------ DATASET CONTENT ------

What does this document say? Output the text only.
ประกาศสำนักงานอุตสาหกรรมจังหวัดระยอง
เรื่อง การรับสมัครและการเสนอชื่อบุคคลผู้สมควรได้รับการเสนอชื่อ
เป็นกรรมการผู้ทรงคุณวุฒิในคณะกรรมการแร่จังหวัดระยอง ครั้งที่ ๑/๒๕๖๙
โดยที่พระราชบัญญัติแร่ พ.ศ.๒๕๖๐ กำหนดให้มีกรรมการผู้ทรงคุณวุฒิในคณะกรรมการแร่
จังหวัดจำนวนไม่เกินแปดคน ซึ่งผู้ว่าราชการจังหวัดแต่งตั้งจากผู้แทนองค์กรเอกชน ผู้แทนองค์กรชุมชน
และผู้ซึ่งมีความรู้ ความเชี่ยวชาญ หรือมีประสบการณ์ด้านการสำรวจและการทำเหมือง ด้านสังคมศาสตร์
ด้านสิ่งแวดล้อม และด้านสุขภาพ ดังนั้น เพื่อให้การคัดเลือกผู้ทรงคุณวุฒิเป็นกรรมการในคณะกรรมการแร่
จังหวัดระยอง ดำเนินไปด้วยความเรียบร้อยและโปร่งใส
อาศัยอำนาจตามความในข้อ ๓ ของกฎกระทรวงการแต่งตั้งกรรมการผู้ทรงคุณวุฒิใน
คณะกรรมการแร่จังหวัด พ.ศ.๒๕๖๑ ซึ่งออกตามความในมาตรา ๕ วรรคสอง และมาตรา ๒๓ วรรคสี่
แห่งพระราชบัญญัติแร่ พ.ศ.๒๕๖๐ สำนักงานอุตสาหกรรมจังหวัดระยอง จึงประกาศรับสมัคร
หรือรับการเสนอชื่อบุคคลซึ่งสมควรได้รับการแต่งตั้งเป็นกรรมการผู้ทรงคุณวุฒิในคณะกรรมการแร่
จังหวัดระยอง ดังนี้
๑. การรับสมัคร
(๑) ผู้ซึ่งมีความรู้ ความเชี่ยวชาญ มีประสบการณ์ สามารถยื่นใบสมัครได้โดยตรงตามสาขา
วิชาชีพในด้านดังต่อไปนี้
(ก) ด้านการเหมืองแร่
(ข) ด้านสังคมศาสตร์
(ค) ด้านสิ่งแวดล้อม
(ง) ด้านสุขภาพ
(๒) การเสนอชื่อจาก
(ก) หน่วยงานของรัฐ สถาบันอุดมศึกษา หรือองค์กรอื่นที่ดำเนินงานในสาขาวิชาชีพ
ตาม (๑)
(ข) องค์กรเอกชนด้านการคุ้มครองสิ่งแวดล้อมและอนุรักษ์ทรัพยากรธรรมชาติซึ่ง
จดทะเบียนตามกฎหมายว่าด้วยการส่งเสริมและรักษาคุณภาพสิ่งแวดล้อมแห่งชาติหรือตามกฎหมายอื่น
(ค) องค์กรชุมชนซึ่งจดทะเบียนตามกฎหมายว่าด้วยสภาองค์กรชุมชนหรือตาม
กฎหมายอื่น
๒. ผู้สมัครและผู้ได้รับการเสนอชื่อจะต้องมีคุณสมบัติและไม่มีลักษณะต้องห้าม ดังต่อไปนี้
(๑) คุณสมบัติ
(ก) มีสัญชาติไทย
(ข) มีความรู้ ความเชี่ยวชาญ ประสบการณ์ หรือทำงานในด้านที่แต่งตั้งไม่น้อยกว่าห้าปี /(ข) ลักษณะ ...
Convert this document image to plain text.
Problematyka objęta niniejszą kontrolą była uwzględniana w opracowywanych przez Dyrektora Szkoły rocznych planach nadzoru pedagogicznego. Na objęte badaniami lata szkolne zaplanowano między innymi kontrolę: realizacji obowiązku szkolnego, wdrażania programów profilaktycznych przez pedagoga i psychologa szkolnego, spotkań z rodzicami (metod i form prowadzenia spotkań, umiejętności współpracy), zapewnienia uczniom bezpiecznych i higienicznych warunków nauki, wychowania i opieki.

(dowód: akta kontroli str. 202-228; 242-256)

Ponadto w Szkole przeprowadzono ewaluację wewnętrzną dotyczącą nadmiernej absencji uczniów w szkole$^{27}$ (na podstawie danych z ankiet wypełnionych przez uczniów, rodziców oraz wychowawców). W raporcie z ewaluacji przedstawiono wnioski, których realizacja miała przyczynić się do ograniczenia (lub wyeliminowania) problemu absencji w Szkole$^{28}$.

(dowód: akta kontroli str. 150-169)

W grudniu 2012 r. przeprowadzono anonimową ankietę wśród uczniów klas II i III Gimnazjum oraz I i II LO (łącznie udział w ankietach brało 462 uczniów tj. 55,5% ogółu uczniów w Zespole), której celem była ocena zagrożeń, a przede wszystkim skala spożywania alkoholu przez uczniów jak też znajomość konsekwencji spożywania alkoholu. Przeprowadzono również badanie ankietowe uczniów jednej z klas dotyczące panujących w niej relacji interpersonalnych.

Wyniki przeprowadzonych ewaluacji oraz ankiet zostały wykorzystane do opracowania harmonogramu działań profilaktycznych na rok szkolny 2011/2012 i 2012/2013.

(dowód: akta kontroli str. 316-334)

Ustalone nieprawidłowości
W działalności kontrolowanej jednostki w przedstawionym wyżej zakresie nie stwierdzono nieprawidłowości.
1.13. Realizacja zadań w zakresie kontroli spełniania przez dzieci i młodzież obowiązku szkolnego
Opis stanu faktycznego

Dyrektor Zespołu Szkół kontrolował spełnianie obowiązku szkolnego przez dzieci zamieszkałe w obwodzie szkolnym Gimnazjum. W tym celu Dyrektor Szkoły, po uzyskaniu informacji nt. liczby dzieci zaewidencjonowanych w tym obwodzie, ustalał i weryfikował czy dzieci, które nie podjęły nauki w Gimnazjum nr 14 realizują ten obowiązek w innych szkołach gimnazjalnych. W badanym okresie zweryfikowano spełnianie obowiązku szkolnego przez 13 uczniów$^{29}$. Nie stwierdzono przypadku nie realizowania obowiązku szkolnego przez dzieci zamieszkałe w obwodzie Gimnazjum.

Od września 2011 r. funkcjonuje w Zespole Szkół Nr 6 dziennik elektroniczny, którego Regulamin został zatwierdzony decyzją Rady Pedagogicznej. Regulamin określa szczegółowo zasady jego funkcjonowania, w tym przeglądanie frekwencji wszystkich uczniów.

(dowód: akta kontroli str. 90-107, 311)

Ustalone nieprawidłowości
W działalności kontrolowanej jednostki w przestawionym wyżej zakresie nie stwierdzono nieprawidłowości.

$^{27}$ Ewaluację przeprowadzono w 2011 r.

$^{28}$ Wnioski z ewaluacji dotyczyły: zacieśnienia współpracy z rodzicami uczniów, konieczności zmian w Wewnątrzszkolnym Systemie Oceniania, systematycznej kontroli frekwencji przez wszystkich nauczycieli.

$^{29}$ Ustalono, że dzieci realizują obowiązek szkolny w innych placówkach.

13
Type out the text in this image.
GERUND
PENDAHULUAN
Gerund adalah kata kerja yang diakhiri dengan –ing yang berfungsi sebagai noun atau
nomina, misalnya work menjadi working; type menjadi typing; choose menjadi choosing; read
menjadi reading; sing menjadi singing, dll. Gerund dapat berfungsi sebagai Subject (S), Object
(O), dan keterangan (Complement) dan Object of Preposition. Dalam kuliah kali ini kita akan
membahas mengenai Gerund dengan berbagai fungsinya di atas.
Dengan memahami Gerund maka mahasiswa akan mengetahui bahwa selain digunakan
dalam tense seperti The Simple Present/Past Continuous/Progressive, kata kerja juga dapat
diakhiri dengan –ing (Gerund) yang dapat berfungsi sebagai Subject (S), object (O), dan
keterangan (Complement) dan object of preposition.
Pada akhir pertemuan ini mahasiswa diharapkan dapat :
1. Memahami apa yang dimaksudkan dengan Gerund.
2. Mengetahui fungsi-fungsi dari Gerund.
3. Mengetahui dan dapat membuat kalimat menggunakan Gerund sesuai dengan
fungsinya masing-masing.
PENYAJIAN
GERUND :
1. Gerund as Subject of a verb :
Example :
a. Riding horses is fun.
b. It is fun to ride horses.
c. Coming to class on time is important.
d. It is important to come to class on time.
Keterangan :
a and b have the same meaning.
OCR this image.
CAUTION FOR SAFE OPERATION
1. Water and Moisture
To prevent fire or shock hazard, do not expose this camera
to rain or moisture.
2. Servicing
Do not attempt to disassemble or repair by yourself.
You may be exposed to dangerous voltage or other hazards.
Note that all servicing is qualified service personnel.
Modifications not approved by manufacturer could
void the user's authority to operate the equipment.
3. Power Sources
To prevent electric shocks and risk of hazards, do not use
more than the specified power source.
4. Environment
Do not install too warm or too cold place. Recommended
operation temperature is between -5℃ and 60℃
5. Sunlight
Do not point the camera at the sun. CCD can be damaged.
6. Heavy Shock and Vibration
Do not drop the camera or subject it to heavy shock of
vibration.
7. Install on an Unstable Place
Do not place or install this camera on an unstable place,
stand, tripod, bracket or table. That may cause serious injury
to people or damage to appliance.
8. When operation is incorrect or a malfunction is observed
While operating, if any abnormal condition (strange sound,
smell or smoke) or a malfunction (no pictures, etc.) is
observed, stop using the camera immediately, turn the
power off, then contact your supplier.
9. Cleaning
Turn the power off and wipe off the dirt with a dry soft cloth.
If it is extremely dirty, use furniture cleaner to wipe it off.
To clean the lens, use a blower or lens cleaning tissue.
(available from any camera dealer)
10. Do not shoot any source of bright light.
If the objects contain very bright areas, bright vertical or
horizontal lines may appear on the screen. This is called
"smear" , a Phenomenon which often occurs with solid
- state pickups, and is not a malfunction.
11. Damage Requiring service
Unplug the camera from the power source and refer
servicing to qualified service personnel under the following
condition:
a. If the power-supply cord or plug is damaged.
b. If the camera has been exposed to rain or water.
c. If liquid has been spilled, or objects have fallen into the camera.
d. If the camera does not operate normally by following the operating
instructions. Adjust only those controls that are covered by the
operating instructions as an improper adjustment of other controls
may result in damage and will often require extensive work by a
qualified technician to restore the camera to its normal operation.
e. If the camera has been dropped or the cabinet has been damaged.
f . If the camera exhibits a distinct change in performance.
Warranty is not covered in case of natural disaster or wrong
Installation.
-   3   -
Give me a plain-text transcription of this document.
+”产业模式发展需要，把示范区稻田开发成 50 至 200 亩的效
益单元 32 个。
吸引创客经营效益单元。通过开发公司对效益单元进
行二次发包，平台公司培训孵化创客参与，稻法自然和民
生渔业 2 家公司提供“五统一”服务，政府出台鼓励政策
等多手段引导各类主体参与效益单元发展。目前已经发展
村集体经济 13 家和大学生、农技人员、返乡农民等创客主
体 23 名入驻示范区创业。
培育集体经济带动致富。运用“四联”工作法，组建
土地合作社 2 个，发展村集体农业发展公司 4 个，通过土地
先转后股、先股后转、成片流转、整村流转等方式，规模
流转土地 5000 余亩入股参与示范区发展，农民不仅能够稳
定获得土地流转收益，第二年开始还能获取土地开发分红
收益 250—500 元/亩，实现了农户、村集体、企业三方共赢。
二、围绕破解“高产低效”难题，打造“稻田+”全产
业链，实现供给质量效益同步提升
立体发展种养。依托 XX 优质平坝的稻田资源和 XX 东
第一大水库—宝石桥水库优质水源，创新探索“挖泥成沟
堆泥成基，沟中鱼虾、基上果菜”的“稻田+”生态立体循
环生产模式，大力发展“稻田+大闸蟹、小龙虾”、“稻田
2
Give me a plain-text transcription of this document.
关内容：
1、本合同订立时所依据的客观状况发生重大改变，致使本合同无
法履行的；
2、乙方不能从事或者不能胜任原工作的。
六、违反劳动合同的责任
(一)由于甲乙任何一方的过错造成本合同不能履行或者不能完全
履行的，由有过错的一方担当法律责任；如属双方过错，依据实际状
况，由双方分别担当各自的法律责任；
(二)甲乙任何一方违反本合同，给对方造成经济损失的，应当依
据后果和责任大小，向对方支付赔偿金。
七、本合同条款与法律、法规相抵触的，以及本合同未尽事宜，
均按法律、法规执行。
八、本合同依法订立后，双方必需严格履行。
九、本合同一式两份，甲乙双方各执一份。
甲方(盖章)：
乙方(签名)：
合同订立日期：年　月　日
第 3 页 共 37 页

------

▶ _GOAL OF THE EXERCISE_
All lines that include "อไปน" are to be gathered and copied.

▶ _CORRECT OUTPUT_
วิชาชีพในด้านดังต่อไปนี้
๒. ผู้สมัครและผู้ได้รับการเสนอชื่อจะต้องมีคุณสมบัติและไม่มีลักษณะต้องห้าม ดังต่อไปนี้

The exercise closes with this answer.